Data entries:
>> BEGIN

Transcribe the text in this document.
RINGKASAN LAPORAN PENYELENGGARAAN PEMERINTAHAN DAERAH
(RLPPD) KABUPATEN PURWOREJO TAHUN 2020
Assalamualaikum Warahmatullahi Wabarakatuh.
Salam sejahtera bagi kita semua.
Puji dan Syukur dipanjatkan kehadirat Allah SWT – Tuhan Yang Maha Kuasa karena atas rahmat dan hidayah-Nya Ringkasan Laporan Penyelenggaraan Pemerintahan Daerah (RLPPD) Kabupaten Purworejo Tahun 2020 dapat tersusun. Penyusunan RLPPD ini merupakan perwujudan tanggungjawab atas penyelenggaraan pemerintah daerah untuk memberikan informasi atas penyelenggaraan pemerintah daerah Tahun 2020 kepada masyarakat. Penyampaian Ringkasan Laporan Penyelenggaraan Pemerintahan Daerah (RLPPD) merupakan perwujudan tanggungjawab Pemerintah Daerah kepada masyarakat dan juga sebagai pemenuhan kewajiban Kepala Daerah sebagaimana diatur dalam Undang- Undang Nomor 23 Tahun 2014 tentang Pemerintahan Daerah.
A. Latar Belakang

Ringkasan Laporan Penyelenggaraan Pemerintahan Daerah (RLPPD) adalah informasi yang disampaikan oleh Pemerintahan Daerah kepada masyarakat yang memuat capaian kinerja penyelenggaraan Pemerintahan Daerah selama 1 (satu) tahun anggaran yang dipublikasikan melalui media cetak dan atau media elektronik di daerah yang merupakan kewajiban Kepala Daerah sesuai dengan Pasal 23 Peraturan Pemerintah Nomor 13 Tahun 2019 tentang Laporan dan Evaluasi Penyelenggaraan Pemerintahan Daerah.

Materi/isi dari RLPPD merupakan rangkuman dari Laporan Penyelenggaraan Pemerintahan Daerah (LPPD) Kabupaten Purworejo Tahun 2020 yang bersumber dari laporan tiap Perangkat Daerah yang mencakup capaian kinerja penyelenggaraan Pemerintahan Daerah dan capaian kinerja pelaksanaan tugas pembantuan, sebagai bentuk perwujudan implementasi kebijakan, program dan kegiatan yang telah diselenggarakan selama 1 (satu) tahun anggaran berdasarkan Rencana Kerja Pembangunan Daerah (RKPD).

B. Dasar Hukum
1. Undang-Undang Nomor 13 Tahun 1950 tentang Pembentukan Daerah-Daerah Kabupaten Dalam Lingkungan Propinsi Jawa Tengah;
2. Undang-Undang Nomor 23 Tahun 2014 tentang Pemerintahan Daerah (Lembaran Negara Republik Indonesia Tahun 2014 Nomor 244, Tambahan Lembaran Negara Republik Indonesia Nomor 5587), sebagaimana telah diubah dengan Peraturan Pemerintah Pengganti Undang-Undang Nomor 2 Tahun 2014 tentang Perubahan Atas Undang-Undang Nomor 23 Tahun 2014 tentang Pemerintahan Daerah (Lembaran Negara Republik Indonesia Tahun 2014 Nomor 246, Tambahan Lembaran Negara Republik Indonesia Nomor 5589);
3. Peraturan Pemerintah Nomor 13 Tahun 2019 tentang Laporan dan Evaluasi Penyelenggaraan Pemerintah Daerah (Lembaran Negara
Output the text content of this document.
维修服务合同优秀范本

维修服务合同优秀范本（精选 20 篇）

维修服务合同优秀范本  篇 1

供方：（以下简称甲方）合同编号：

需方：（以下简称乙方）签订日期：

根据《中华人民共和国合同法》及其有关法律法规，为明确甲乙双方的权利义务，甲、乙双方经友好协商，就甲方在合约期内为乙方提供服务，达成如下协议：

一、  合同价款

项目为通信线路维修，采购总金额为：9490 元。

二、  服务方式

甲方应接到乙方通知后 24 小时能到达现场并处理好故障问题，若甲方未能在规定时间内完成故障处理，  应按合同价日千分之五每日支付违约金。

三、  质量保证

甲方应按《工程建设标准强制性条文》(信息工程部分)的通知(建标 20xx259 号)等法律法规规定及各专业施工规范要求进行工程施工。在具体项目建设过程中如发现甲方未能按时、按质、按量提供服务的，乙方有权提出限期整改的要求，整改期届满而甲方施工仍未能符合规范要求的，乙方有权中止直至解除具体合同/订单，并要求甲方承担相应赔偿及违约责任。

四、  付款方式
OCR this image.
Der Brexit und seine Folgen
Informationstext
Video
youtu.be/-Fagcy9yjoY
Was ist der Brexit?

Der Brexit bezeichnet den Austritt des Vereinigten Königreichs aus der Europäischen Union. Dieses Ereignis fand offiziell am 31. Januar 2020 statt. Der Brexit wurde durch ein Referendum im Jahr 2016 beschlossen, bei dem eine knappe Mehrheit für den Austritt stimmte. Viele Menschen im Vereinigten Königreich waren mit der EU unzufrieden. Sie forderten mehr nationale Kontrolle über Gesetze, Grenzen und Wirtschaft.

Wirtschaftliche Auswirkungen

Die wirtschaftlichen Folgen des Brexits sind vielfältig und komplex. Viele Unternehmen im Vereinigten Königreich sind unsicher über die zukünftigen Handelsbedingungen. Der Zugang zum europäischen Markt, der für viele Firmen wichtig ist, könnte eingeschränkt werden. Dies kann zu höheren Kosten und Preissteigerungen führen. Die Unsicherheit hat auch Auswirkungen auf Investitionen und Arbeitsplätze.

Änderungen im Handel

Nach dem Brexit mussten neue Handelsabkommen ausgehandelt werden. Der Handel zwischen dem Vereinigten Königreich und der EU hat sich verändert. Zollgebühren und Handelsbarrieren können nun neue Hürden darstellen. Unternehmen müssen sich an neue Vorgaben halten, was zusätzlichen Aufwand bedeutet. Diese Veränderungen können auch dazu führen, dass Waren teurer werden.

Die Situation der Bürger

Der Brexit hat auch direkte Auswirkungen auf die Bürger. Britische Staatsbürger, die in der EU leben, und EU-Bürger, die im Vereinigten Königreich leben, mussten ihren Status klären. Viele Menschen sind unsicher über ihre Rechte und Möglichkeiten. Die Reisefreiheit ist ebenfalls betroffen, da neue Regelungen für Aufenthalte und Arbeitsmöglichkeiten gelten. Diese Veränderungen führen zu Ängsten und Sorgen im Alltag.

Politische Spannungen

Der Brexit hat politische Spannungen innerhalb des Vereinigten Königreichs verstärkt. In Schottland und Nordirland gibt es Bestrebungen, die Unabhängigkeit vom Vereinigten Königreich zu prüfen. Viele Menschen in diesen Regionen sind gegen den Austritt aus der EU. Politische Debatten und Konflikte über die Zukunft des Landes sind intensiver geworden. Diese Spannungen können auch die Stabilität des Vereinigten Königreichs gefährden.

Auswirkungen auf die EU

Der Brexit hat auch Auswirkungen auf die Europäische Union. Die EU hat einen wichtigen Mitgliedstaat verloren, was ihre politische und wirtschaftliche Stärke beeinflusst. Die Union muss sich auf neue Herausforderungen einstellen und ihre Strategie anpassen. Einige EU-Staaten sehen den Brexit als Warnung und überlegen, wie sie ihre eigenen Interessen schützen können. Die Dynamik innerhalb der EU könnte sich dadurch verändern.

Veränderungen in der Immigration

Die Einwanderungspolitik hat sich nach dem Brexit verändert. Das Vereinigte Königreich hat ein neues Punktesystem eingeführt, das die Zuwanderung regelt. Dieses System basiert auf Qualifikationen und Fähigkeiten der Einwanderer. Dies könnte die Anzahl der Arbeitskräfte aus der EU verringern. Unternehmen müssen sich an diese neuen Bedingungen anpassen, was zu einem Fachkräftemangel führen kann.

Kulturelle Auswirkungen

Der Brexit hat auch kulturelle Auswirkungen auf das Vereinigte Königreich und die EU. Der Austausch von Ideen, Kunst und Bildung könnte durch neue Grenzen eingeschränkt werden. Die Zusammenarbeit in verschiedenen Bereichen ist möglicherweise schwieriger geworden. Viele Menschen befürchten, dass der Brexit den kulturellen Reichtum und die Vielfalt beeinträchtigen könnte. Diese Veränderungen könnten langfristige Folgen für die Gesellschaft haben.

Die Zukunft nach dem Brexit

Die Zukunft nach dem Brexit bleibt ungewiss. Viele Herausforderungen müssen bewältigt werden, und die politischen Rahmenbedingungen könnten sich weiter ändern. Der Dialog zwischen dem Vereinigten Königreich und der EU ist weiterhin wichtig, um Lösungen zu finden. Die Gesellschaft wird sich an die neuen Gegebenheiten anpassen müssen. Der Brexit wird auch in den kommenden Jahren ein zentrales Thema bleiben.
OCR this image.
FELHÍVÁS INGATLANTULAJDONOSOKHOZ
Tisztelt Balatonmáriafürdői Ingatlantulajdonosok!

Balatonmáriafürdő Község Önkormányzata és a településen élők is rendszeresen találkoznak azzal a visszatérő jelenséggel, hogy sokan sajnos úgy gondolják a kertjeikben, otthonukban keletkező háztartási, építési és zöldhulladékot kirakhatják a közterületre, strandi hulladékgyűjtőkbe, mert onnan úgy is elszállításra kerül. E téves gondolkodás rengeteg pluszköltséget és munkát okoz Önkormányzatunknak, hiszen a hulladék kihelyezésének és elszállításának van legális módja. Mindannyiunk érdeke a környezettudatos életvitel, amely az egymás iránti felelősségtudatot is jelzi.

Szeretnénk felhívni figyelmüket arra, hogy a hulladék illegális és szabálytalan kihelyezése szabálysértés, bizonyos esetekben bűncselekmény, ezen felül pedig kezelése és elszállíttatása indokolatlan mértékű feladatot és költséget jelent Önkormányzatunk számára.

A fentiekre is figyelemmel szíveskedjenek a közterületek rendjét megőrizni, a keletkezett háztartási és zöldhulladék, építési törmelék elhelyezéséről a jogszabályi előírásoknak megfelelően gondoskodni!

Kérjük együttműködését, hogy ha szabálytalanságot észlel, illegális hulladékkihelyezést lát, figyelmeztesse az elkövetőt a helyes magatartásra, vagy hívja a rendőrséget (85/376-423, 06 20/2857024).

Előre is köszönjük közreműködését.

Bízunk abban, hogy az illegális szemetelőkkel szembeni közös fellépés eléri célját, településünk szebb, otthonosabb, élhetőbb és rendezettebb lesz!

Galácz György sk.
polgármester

>> END

Directions for this task: Make a copy of each line that contains the string "Evaluasi".

Expected answer:
Ringkasan Laporan Penyelenggaraan Pemerintahan Daerah (RLPPD) adalah informasi yang disampaikan oleh Pemerintahan Daerah kepada masyarakat yang memuat capaian kinerja penyelenggaraan Pemerintahan Daerah selama 1 (satu) tahun anggaran yang dipublikasikan melalui media cetak dan atau media elektronik di daerah yang merupakan kewajiban Kepala Daerah sesuai dengan Pasal 23 Peraturan Pemerintah Nomor 13 Tahun 2019 tentang Laporan dan Evaluasi Penyelenggaraan Pemerintahan Daerah.
3. Peraturan Pemerintah Nomor 13 Tahun 2019 tentang Laporan dan Evaluasi Penyelenggaraan Pemerintah Daerah (Lembaran Negara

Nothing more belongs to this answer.